### OBJECTIVE
State the number of lines that hold the string "조선시대", with nothing added.

### INPUT
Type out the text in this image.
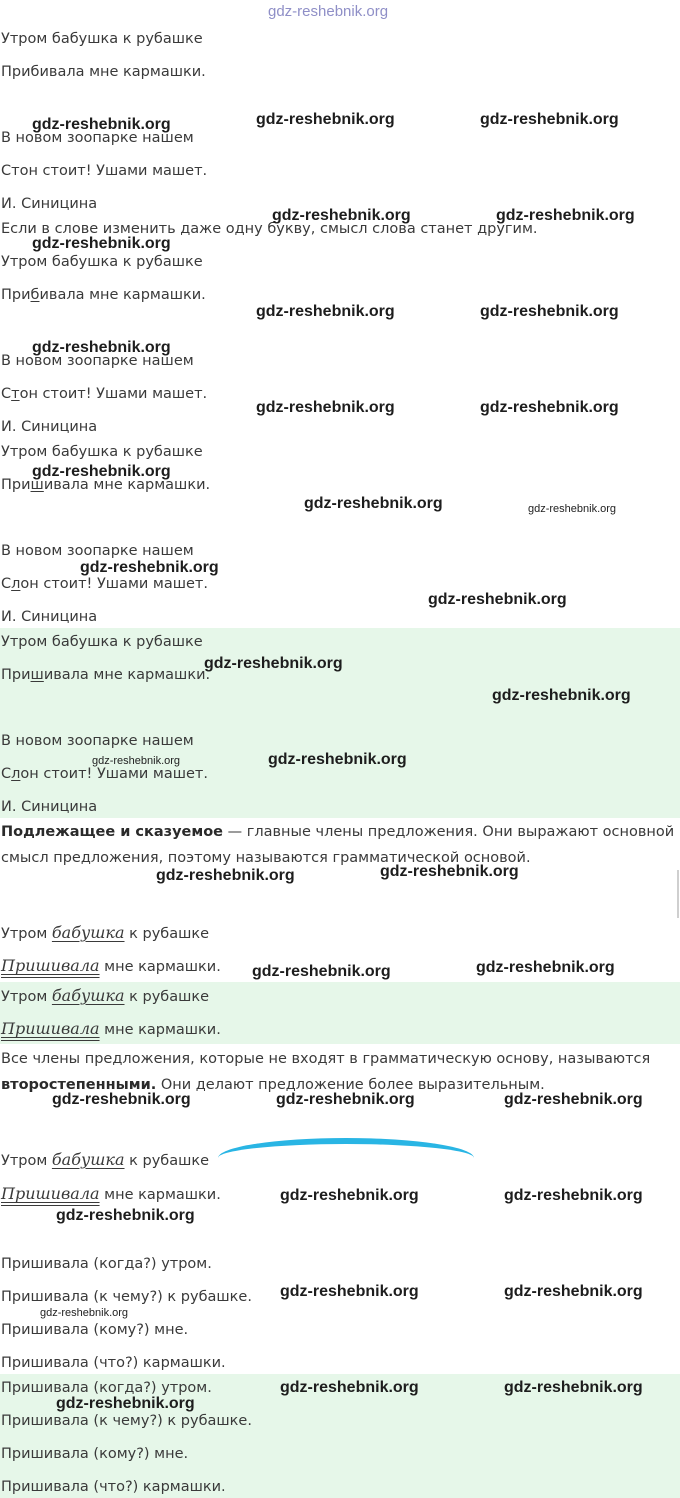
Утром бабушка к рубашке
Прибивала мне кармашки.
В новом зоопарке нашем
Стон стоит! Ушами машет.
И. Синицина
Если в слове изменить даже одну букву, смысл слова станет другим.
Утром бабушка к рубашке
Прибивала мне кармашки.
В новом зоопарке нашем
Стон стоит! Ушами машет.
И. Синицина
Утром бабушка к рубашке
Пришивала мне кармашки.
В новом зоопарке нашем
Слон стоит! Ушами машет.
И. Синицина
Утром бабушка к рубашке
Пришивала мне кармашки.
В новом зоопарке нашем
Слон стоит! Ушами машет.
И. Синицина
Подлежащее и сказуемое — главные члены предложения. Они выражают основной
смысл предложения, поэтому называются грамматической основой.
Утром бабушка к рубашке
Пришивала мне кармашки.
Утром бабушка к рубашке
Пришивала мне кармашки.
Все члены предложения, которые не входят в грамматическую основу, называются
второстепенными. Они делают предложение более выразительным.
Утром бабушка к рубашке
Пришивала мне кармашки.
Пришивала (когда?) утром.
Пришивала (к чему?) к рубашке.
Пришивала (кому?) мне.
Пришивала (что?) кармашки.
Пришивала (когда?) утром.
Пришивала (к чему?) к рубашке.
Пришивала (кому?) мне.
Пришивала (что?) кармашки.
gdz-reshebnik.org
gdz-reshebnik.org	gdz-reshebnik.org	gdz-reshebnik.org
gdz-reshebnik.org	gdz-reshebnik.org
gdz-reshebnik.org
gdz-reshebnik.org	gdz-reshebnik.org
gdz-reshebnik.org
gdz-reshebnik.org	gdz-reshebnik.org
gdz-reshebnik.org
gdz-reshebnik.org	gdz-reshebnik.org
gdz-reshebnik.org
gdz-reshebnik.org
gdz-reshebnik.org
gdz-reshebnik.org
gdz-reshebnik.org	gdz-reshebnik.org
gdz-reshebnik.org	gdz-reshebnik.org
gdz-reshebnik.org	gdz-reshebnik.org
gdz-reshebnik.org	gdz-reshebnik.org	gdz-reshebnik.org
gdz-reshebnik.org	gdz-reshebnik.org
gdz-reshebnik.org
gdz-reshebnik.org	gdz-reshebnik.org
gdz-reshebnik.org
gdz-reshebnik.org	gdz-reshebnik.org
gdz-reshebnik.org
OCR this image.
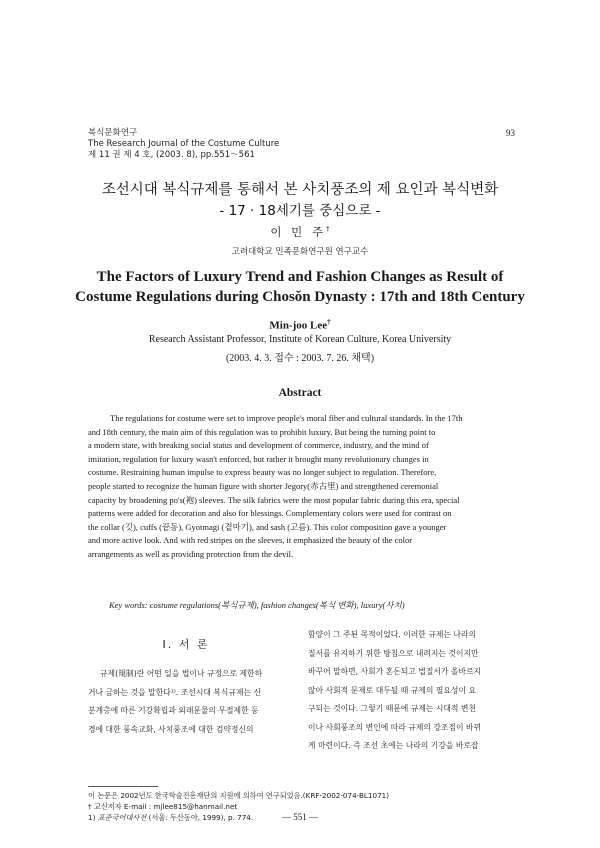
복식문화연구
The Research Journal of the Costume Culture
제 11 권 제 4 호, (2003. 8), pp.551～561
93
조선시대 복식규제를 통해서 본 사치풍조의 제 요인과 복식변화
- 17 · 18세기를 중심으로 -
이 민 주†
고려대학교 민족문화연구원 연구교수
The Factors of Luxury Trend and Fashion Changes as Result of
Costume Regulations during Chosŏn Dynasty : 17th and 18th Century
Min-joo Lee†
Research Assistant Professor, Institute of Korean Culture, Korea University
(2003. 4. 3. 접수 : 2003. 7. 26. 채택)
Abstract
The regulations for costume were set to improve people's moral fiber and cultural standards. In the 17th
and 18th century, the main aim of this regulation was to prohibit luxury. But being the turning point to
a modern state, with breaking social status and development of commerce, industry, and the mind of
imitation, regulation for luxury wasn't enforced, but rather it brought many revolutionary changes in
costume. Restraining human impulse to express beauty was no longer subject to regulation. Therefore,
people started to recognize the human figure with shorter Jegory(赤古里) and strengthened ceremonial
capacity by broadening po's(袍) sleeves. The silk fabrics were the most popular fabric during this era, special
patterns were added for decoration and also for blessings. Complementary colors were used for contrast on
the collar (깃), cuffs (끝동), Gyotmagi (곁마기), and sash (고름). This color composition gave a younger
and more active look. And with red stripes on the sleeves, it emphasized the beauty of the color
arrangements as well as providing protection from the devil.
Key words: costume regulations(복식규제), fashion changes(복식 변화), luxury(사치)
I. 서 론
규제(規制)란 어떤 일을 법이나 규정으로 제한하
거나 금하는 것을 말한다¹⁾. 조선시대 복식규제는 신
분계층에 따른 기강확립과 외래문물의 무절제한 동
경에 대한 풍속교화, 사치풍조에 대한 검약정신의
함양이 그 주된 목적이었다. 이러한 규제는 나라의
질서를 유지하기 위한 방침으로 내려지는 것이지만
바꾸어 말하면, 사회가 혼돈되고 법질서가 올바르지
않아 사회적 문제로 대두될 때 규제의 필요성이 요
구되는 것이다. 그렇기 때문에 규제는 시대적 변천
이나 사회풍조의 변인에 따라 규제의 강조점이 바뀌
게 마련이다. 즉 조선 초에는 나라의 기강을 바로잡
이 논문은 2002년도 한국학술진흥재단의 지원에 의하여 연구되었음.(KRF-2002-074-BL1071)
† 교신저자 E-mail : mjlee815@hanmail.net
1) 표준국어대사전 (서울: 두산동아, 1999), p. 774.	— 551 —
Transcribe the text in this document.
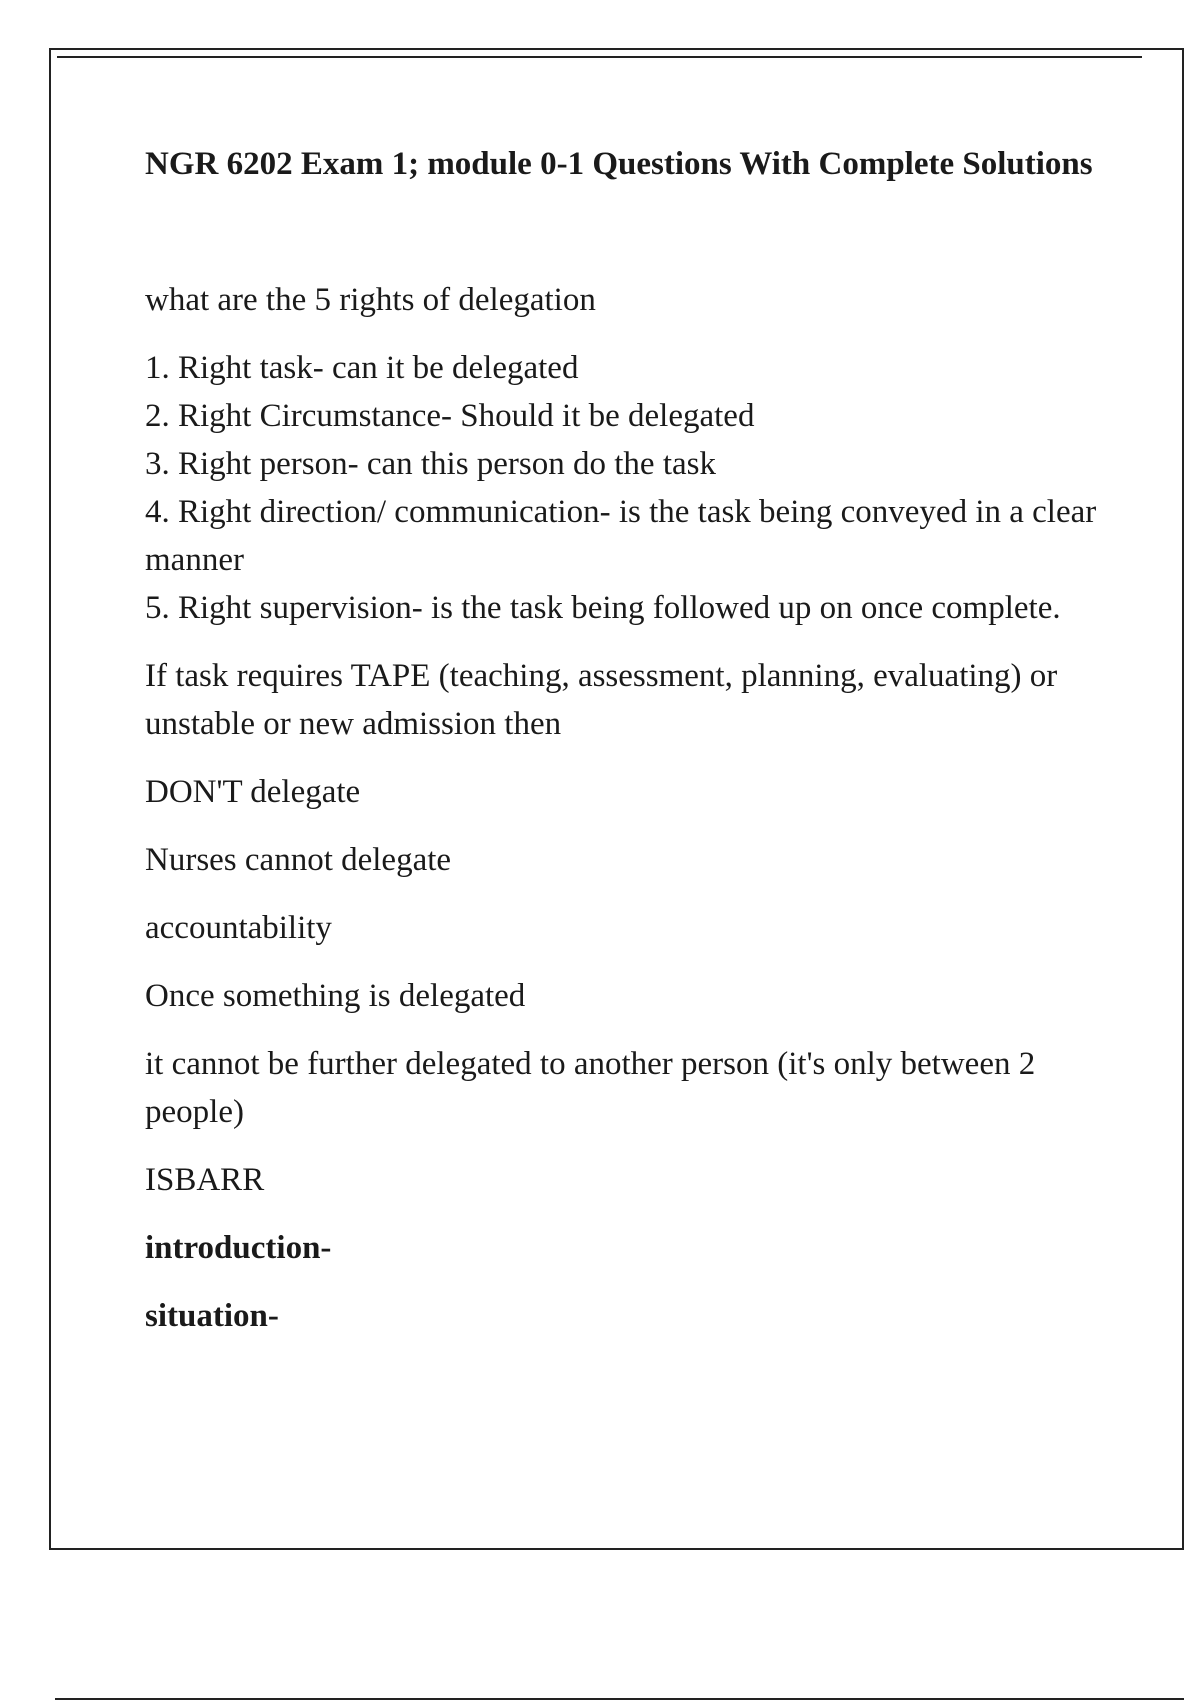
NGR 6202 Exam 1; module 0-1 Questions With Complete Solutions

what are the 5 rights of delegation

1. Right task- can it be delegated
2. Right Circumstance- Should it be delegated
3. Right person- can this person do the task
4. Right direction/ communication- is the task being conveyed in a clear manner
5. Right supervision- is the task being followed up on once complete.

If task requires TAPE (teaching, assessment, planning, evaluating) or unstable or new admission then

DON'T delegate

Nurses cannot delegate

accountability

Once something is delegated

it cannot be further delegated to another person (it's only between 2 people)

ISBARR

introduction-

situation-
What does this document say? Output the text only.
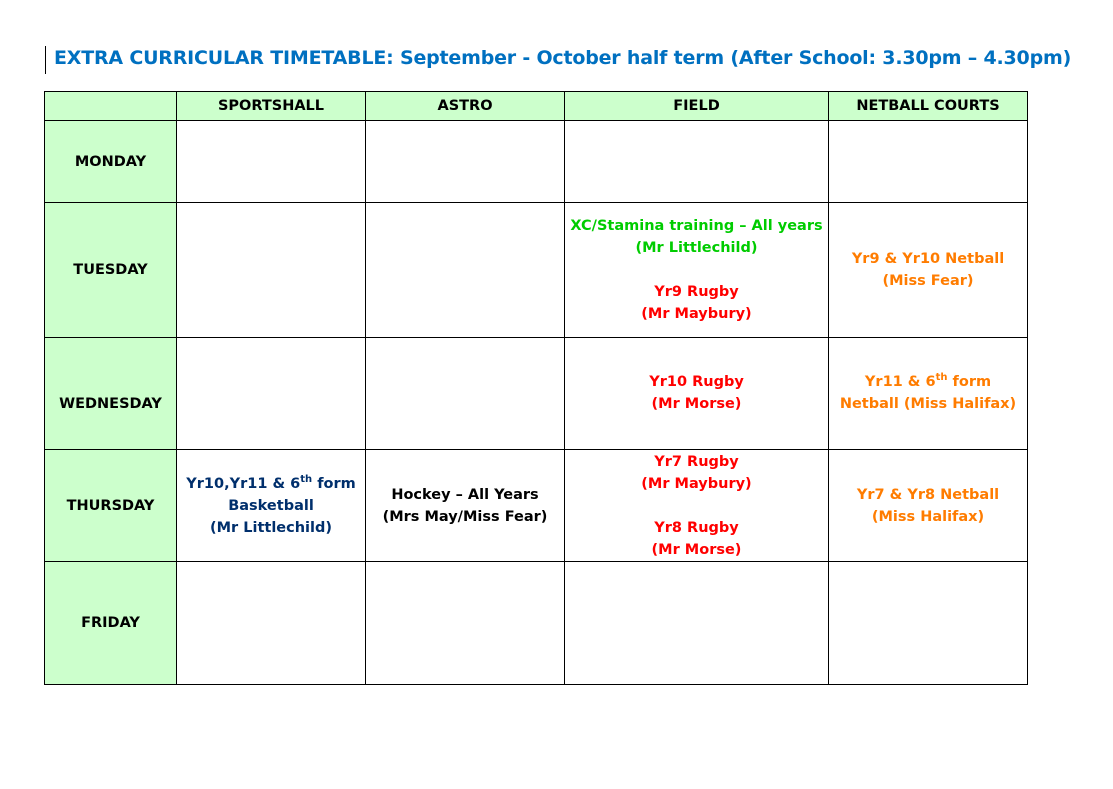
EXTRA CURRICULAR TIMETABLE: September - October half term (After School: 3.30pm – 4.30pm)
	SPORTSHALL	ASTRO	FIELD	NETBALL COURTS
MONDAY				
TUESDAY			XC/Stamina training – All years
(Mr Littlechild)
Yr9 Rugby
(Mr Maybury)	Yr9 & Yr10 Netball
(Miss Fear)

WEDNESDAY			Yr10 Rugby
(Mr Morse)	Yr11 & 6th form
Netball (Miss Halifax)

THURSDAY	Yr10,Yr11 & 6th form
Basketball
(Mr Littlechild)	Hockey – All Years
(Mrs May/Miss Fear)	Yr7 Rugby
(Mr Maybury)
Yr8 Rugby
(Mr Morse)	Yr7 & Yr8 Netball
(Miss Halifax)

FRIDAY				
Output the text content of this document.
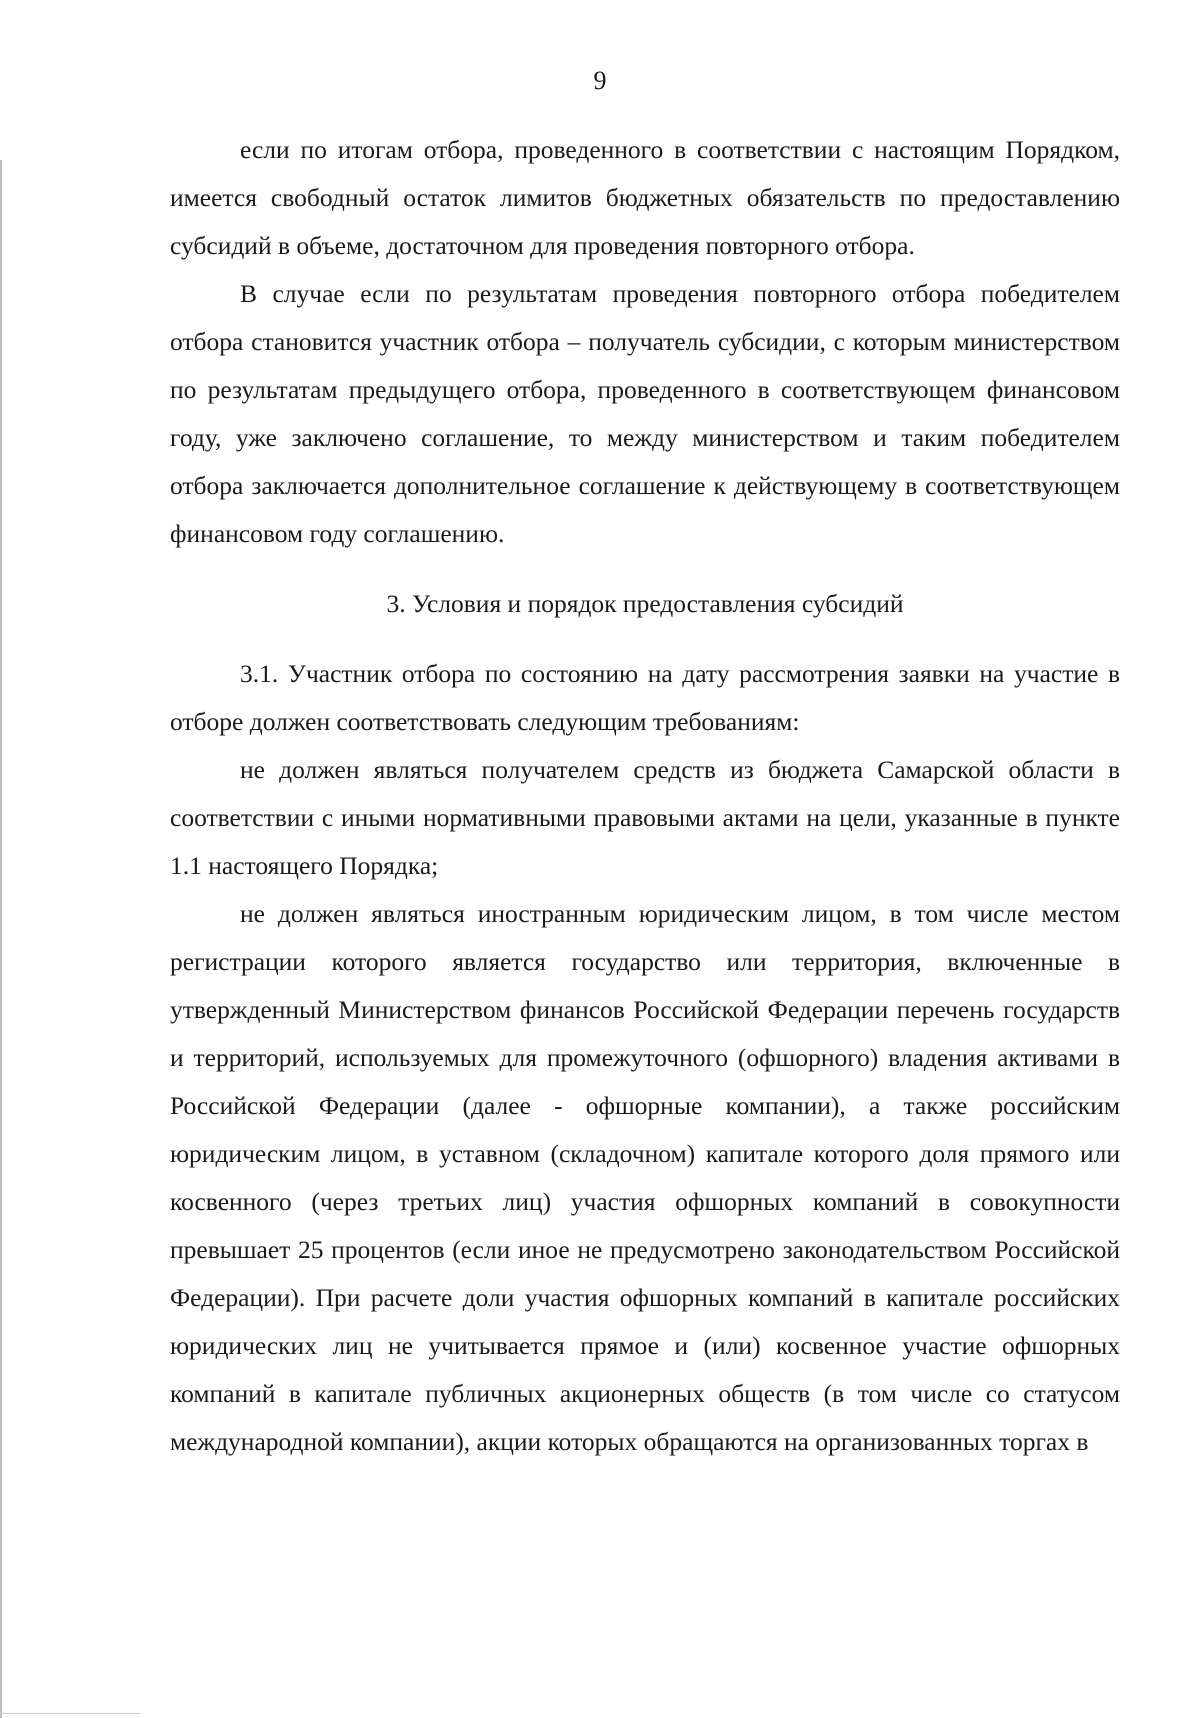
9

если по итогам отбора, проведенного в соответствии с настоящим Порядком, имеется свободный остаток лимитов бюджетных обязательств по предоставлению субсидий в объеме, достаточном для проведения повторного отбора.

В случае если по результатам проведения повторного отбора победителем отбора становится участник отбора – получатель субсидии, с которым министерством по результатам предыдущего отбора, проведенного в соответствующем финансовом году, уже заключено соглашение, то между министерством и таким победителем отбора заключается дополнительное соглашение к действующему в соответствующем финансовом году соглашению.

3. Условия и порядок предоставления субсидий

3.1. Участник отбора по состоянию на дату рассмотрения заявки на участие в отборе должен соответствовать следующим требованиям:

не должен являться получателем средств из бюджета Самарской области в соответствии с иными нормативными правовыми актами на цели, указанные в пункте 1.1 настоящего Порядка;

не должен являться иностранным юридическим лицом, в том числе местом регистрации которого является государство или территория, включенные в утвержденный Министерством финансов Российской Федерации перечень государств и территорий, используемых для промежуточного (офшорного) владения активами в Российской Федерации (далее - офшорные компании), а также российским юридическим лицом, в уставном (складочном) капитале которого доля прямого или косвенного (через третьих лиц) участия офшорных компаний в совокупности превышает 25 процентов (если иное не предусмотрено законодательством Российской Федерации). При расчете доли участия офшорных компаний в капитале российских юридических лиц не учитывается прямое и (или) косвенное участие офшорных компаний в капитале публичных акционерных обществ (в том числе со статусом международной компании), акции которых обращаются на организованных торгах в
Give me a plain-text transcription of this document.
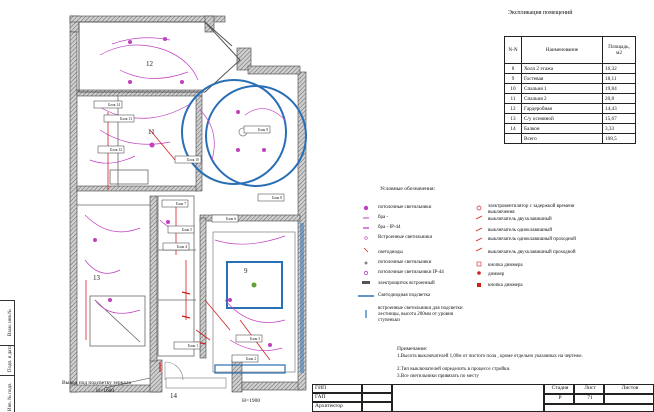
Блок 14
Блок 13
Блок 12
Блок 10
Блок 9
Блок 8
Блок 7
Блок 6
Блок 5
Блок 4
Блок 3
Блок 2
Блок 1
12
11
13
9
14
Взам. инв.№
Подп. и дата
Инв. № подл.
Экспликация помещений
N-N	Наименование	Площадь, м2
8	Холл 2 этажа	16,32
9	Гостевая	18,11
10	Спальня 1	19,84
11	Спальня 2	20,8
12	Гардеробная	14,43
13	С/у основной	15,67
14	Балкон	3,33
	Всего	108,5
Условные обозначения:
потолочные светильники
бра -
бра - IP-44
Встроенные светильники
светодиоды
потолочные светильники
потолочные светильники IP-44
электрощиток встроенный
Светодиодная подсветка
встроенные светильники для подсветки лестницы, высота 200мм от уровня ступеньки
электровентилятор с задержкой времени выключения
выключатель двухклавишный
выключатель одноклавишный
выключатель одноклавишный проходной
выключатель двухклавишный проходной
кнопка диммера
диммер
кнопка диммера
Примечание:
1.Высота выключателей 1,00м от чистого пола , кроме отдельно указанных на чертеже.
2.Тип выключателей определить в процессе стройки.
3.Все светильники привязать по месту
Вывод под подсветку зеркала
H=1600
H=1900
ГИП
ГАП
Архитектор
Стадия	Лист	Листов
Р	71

### TASK OUTPUT
2